_SHORT PROBLEM_
Repeat every record exactly, but keep images out of the copy.

─── DATA

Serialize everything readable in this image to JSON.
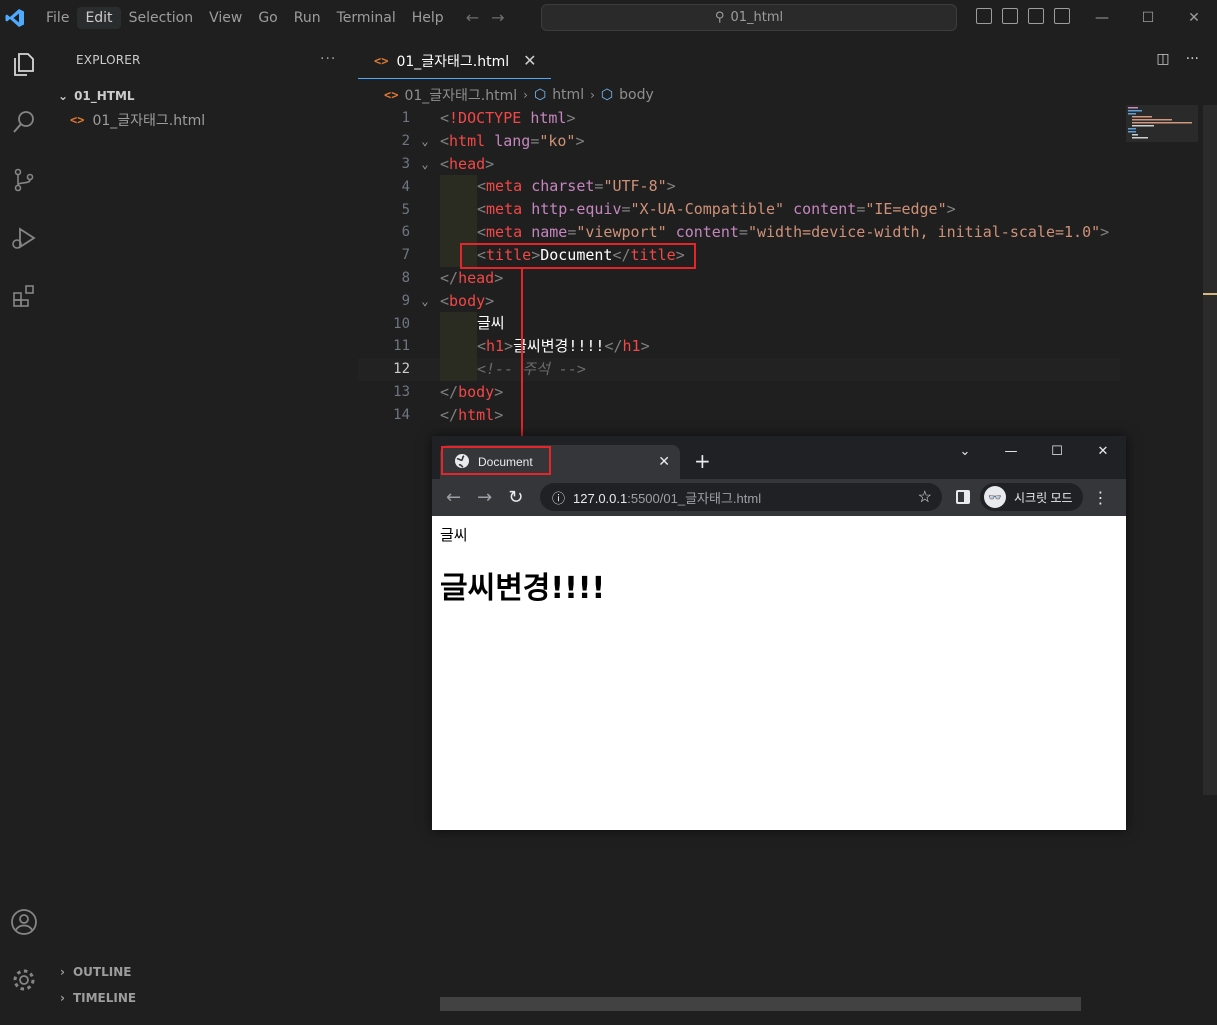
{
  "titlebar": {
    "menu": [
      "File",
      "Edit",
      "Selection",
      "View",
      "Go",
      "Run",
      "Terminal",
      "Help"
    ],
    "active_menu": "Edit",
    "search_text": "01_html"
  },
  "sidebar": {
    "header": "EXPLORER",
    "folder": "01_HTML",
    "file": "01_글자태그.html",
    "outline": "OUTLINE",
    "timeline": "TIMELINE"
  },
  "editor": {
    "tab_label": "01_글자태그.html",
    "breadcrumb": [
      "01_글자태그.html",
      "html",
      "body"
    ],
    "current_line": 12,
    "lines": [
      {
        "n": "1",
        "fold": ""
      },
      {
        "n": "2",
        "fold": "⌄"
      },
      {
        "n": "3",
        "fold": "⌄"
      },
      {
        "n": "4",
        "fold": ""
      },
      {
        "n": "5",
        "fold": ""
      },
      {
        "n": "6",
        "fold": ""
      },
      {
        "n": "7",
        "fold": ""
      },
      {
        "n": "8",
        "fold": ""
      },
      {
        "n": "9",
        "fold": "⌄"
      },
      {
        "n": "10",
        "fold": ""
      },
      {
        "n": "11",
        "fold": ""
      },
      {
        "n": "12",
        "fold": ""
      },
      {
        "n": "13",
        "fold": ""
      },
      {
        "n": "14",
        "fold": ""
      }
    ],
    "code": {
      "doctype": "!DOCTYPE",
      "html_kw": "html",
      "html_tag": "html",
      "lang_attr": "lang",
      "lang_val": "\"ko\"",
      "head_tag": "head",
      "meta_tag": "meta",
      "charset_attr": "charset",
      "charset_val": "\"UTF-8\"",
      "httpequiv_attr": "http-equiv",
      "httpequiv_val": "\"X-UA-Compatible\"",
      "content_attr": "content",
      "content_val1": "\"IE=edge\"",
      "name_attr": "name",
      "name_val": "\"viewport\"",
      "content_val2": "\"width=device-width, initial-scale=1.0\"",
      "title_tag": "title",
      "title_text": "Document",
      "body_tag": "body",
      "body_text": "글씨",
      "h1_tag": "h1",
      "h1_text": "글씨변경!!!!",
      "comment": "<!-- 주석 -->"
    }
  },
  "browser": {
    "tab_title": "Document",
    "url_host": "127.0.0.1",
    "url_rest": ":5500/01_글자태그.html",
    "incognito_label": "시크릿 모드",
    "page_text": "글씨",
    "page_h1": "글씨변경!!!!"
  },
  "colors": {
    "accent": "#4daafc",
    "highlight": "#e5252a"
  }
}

──────

_RESULT OF THIS TASK_
Serialize everything readable in this image to JSON.
{
  "titlebar": {
    "menu": [
      "File",
      "Edit",
      "Selection",
      "View",
      "Go",
      "Run",
      "Terminal",
      "Help"
    ],
    "active_menu": "Edit",
    "search_text": "01_html"
  },
  "sidebar": {
    "header": "EXPLORER",
    "folder": "01_HTML",
    "file": "01_글자태그.html",
    "outline": "OUTLINE",
    "timeline": "TIMELINE"
  },
  "editor": {
    "tab_label": "01_글자태그.html",
    "breadcrumb": [
      "01_글자태그.html",
      "html",
      "body"
    ],
    "current_line": 12,
    "lines": [
      {
        "n": "1",
        "fold": ""
      },
      {
        "n": "2",
        "fold": "⌄"
      },
      {
        "n": "3",
        "fold": "⌄"
      },
      {
        "n": "4",
        "fold": ""
      },
      {
        "n": "5",
        "fold": ""
      },
      {
        "n": "6",
        "fold": ""
      },
      {
        "n": "7",
        "fold": ""
      },
      {
        "n": "8",
        "fold": ""
      },
      {
        "n": "9",
        "fold": "⌄"
      },
      {
        "n": "10",
        "fold": ""
      },
      {
        "n": "11",
        "fold": ""
      },
      {
        "n": "12",
        "fold": ""
      },
      {
        "n": "13",
        "fold": ""
      },
      {
        "n": "14",
        "fold": ""
      }
    ],
    "code": {
      "doctype": "!DOCTYPE",
      "html_kw": "html",
      "html_tag": "html",
      "lang_attr": "lang",
      "lang_val": "\"ko\"",
      "head_tag": "head",
      "meta_tag": "meta",
      "charset_attr": "charset",
      "charset_val": "\"UTF-8\"",
      "httpequiv_attr": "http-equiv",
      "httpequiv_val": "\"X-UA-Compatible\"",
      "content_attr": "content",
      "content_val1": "\"IE=edge\"",
      "name_attr": "name",
      "name_val": "\"viewport\"",
      "content_val2": "\"width=device-width, initial-scale=1.0\"",
      "title_tag": "title",
      "title_text": "Document",
      "body_tag": "body",
      "body_text": "글씨",
      "h1_tag": "h1",
      "h1_text": "글씨변경!!!!",
      "comment": "<!-- 주석 -->"
    }
  },
  "browser": {
    "tab_title": "Document",
    "url_host": "127.0.0.1",
    "url_rest": ":5500/01_글자태그.html",
    "incognito_label": "시크릿 모드",
    "page_text": "글씨",
    "page_h1": "글씨변경!!!!"
  },
  "colors": {
    "accent": "#4daafc",
    "highlight": "#e5252a"
  }
}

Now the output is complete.